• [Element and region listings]
..........

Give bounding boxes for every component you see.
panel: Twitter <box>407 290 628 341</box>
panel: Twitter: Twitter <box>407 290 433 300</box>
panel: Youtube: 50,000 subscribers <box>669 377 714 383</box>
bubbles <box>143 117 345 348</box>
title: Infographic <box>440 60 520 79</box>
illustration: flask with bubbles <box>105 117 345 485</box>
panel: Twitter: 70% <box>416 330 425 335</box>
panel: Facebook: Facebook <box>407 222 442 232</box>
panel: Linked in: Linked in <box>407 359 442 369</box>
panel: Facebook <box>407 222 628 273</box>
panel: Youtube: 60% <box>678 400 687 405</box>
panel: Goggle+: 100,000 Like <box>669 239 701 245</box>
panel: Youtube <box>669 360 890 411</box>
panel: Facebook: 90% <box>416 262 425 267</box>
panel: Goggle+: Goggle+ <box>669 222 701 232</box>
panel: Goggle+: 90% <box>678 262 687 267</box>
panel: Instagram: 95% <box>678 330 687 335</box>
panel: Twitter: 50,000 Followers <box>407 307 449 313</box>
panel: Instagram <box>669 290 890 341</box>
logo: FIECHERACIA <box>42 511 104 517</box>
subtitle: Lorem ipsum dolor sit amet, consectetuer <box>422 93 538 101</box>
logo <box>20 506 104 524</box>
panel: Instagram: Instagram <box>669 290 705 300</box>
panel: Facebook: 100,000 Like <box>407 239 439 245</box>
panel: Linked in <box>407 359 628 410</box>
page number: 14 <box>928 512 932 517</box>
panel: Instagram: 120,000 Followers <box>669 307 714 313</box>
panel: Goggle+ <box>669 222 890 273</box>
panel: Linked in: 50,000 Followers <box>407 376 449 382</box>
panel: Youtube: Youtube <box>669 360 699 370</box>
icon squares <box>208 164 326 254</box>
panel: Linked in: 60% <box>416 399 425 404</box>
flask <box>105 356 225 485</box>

..........

• [Problem statement] Put each line of the items above into a numbered list, leaving out any blank lines.

• [Task response]
1. Give bounding boxes for every component you see.
2. panel: Twitter <box>407 290 628 341</box>
3. panel: Twitter: Twitter <box>407 290 433 300</box>
4. panel: Youtube: 50,000 subscribers <box>669 377 714 383</box>
5. bubbles <box>143 117 345 348</box>
6. title: Infographic <box>440 60 520 79</box>
7. illustration: flask with bubbles <box>105 117 345 485</box>
8. panel: Twitter: 70% <box>416 330 425 335</box>
9. panel: Facebook: Facebook <box>407 222 442 232</box>
10. panel: Linked in: Linked in <box>407 359 442 369</box>
11. panel: Facebook <box>407 222 628 273</box>
12. panel: Youtube: 60% <box>678 400 687 405</box>
13. panel: Goggle+: 100,000 Like <box>669 239 701 245</box>
14. panel: Youtube <box>669 360 890 411</box>
15. panel: Facebook: 90% <box>416 262 425 267</box>
16. panel: Goggle+: Goggle+ <box>669 222 701 232</box>
17. panel: Goggle+: 90% <box>678 262 687 267</box>
18. panel: Instagram: 95% <box>678 330 687 335</box>
19. panel: Twitter: 50,000 Followers <box>407 307 449 313</box>
20. panel: Instagram <box>669 290 890 341</box>
21. logo: FIECHERACIA <box>42 511 104 517</box>
22. subtitle: Lorem ipsum dolor sit amet, consectetuer <box>422 93 538 101</box>
23. logo <box>20 506 104 524</box>
24. panel: Instagram: Instagram <box>669 290 705 300</box>
25. panel: Facebook: 100,000 Like <box>407 239 439 245</box>
26. panel: Linked in <box>407 359 628 410</box>
27. page number: 14 <box>928 512 932 517</box>
28. panel: Instagram: 120,000 Followers <box>669 307 714 313</box>
29. panel: Goggle+ <box>669 222 890 273</box>
30. panel: Linked in: 50,000 Followers <box>407 376 449 382</box>
31. panel: Youtube: Youtube <box>669 360 699 370</box>
32. icon squares <box>208 164 326 254</box>
33. panel: Linked in: 60% <box>416 399 425 404</box>
34. flask <box>105 356 225 485</box>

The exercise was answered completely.